YOUR GOAL:
Pull out every line of the material that contains the string "Temporal", matching case exactly.

Dataset entries:
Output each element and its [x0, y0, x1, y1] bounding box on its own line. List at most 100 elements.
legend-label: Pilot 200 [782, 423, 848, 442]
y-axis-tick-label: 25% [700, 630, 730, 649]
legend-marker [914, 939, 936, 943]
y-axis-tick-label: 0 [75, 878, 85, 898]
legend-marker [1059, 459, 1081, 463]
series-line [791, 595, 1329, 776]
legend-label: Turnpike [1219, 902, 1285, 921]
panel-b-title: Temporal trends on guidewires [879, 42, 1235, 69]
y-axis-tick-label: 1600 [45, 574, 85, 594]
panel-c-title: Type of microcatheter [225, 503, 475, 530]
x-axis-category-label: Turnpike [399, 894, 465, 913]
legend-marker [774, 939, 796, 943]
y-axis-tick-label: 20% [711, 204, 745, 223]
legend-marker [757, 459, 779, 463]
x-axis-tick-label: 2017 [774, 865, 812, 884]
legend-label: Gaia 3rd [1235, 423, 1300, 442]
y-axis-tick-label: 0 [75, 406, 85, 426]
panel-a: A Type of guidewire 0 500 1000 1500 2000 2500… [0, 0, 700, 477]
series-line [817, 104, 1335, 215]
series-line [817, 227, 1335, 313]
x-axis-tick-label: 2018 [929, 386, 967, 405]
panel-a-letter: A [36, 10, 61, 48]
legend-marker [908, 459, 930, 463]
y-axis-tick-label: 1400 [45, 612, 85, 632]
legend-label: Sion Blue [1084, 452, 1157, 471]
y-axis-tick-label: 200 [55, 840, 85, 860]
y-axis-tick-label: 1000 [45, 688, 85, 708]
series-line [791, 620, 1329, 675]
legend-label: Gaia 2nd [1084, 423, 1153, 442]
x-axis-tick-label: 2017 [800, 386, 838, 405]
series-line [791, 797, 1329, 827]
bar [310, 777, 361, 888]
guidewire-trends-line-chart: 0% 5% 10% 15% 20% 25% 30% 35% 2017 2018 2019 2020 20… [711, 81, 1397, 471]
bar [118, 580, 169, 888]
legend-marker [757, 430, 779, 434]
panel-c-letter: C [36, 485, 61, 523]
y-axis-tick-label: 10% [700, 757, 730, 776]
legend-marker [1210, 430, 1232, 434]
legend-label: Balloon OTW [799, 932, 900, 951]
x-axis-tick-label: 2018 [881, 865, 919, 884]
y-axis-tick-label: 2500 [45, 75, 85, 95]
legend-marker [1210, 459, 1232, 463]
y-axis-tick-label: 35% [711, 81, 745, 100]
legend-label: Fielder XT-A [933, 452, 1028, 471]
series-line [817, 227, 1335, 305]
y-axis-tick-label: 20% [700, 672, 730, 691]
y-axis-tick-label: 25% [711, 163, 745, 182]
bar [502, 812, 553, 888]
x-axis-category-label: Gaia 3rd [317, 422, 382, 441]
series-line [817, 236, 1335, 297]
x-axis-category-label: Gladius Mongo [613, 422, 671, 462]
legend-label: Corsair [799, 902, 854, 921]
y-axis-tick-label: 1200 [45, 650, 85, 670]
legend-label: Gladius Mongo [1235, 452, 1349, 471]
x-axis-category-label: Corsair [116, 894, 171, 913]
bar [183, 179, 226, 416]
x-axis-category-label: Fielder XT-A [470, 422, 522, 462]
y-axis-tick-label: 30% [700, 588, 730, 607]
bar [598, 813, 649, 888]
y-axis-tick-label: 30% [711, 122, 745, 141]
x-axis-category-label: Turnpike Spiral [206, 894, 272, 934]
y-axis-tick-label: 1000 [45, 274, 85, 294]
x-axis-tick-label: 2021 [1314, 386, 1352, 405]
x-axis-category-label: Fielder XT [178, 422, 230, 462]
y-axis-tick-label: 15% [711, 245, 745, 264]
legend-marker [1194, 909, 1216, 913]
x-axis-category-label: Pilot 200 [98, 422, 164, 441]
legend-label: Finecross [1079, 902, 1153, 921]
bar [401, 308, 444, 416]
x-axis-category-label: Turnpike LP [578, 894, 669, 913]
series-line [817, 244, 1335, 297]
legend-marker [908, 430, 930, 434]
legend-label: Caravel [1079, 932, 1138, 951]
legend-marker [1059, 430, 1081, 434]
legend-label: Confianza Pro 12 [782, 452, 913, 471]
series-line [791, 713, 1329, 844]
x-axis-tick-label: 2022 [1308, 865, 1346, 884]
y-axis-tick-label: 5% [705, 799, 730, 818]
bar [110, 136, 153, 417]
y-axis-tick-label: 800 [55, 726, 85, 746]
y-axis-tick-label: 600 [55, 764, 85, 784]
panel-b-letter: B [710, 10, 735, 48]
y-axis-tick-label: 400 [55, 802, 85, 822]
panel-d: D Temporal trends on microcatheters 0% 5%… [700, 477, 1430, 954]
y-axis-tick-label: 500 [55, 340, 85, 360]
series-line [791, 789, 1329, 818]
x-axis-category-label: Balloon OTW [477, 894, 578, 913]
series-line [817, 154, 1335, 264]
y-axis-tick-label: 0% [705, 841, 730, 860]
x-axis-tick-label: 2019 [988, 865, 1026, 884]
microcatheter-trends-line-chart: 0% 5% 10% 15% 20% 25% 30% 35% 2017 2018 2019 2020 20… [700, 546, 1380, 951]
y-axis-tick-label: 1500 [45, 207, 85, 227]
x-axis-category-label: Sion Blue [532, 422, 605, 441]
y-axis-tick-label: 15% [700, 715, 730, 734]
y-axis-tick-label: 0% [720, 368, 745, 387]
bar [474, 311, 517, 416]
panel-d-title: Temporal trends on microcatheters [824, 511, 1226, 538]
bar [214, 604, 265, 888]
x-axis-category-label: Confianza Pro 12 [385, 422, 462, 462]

EXERCISE OUTPUT:
panel-b-title: Temporal trends on guidewires [879, 42, 1235, 69]
panel-d: D Temporal trends on microcatheters 0% 5%… [700, 477, 1430, 954]
panel-d-title: Temporal trends on microcatheters [824, 511, 1226, 538]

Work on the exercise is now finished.